Data records
-------

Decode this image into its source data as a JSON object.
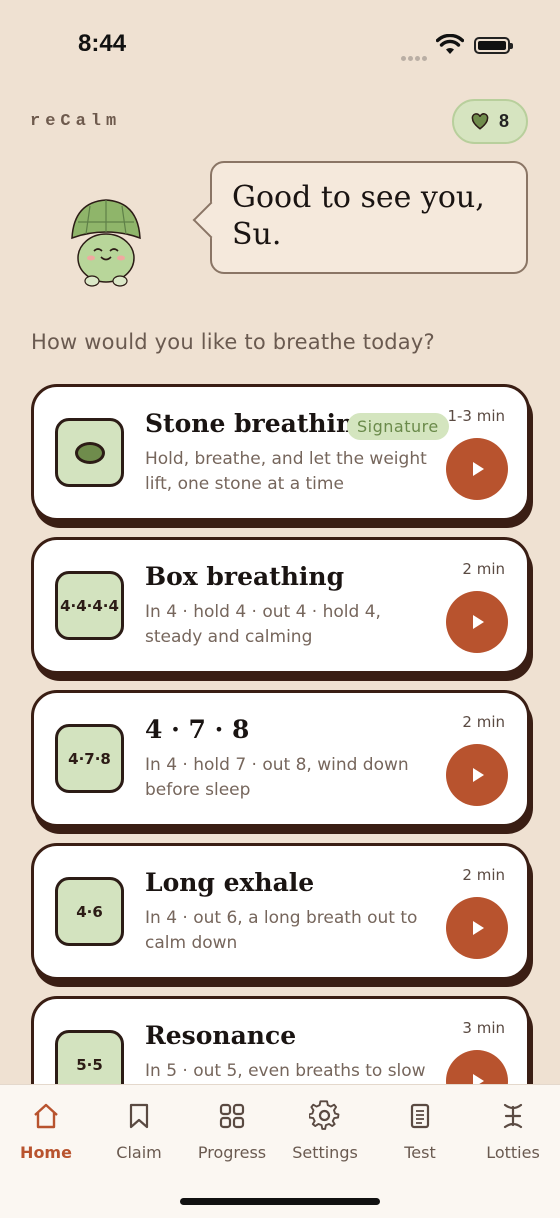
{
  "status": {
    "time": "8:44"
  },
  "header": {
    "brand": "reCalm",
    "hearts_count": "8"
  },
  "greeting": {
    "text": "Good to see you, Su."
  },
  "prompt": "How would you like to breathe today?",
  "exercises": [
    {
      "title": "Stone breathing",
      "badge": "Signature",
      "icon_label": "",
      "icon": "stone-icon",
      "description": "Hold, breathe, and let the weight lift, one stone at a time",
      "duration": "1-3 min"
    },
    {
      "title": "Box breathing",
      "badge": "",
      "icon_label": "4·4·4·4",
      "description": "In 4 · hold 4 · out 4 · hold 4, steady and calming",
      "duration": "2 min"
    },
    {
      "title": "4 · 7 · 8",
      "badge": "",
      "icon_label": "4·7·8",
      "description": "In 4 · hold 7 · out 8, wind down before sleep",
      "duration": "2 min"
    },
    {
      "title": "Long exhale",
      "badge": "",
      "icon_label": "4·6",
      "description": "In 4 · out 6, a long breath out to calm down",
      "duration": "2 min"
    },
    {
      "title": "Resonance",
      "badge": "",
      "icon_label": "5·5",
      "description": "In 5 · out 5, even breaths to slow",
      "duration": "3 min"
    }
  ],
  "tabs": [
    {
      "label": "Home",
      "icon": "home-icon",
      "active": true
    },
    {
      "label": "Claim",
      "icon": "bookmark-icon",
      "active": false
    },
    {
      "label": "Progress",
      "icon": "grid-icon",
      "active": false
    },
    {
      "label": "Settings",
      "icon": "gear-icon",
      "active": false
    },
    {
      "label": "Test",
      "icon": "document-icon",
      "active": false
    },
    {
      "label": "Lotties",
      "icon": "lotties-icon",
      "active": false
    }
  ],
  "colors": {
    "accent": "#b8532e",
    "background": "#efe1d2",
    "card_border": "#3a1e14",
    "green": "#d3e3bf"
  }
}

-------

▶ **Work required**
In the records above, find each line that holds the word "description"; copy all such lines.

▶ **Worked answer**
      "description": "Hold, breathe, and let the weight lift, one stone at a time",
      "description": "In 4 · hold 4 · out 4 · hold 4, steady and calming",
      "description": "In 4 · hold 7 · out 8, wind down before sleep",
      "description": "In 4 · out 6, a long breath out to calm down",
      "description": "In 5 · out 5, even breaths to slow",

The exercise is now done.